Data extracted from a collection
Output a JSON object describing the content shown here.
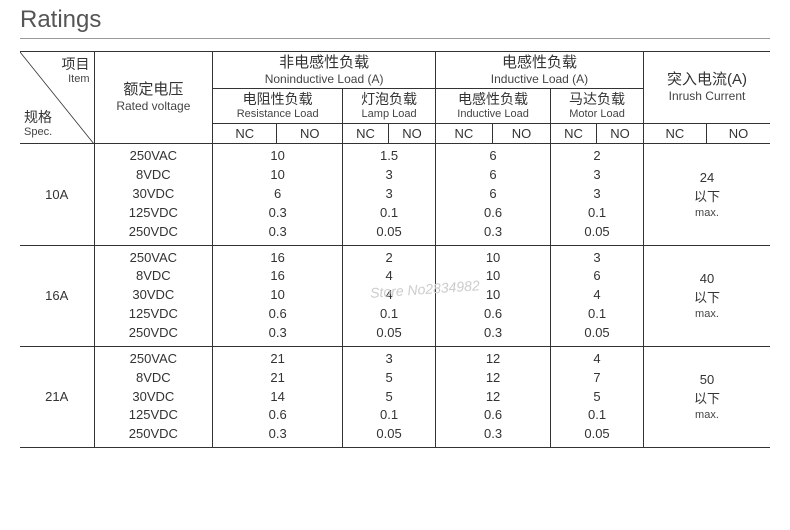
{
  "title": "Ratings",
  "headers": {
    "item_cn": "项目",
    "item_en": "Item",
    "spec_cn": "规格",
    "spec_en": "Spec.",
    "rated_voltage_cn": "额定电压",
    "rated_voltage_en": "Rated voltage",
    "noninductive_cn": "非电感性负载",
    "noninductive_en": "Noninductive Load (A)",
    "inductive_cn": "电感性负载",
    "inductive_en": "Inductive Load (A)",
    "inrush_cn": "突入电流(A)",
    "inrush_en": "Inrush Current",
    "resistance_cn": "电阻性负载",
    "resistance_en": "Resistance Load",
    "lamp_cn": "灯泡负载",
    "lamp_en": "Lamp Load",
    "inductive_sub_cn": "电感性负载",
    "inductive_sub_en": "Inductive Load",
    "motor_cn": "马达负载",
    "motor_en": "Motor Load",
    "nc": "NC",
    "no": "NO"
  },
  "voltages": [
    "250VAC",
    "8VDC",
    "30VDC",
    "125VDC",
    "250VDC"
  ],
  "groups": [
    {
      "spec": "10A",
      "resistance": [
        "10",
        "10",
        "6",
        "0.3",
        "0.3"
      ],
      "lamp": [
        "1.5",
        "3",
        "3",
        "0.1",
        "0.05"
      ],
      "inductive": [
        "6",
        "6",
        "6",
        "0.6",
        "0.3"
      ],
      "motor": [
        "2",
        "3",
        "3",
        "0.1",
        "0.05"
      ],
      "inrush_num": "24",
      "inrush_cn": "以下",
      "inrush_en": "max."
    },
    {
      "spec": "16A",
      "resistance": [
        "16",
        "16",
        "10",
        "0.6",
        "0.3"
      ],
      "lamp": [
        "2",
        "4",
        "4",
        "0.1",
        "0.05"
      ],
      "inductive": [
        "10",
        "10",
        "10",
        "0.6",
        "0.3"
      ],
      "motor": [
        "3",
        "6",
        "4",
        "0.1",
        "0.05"
      ],
      "inrush_num": "40",
      "inrush_cn": "以下",
      "inrush_en": "max."
    },
    {
      "spec": "21A",
      "resistance": [
        "21",
        "21",
        "14",
        "0.6",
        "0.3"
      ],
      "lamp": [
        "3",
        "5",
        "5",
        "0.1",
        "0.05"
      ],
      "inductive": [
        "12",
        "12",
        "12",
        "0.6",
        "0.3"
      ],
      "motor": [
        "4",
        "7",
        "5",
        "0.1",
        "0.05"
      ],
      "inrush_num": "50",
      "inrush_cn": "以下",
      "inrush_en": "max."
    }
  ],
  "watermark": "Store No2834982",
  "colors": {
    "text": "#333333",
    "border": "#333333",
    "title": "#555555",
    "background": "#ffffff",
    "watermark": "#cccccc"
  }
}
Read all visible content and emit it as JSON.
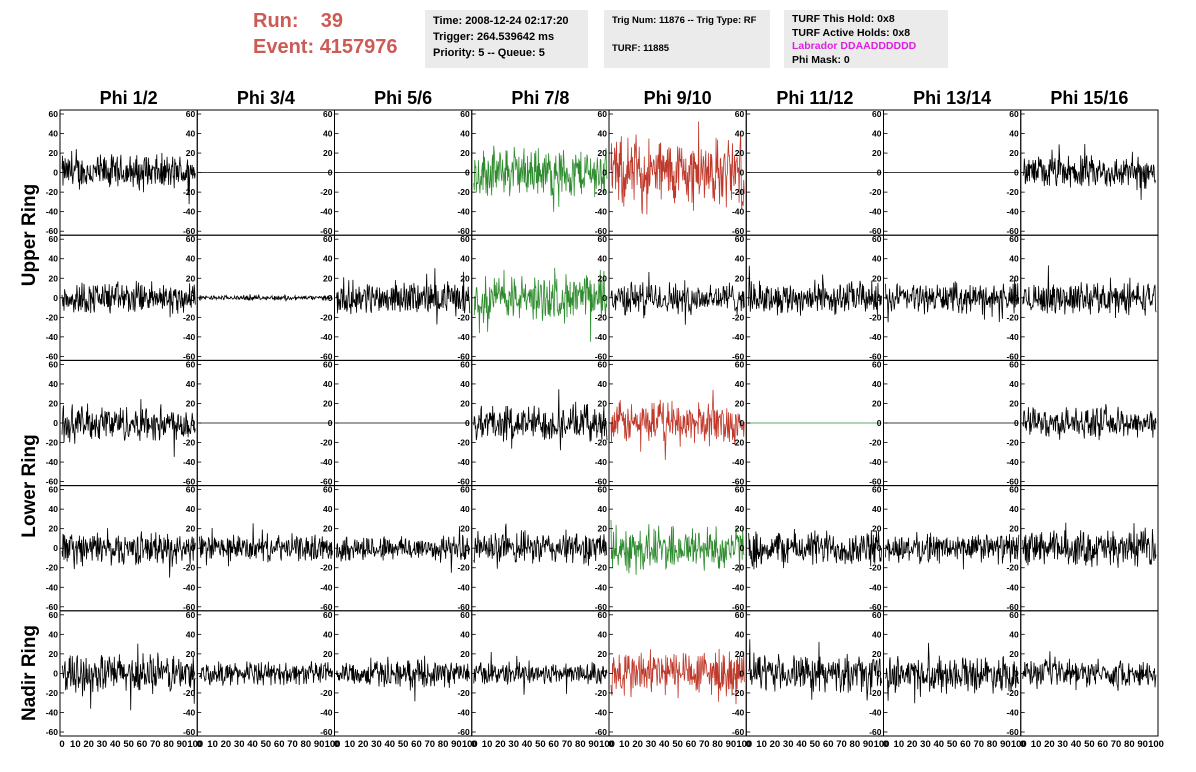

AIM: Find how many lines of the listing include the string "watermark" and give that number, nothing else.

TASK RESULT: 2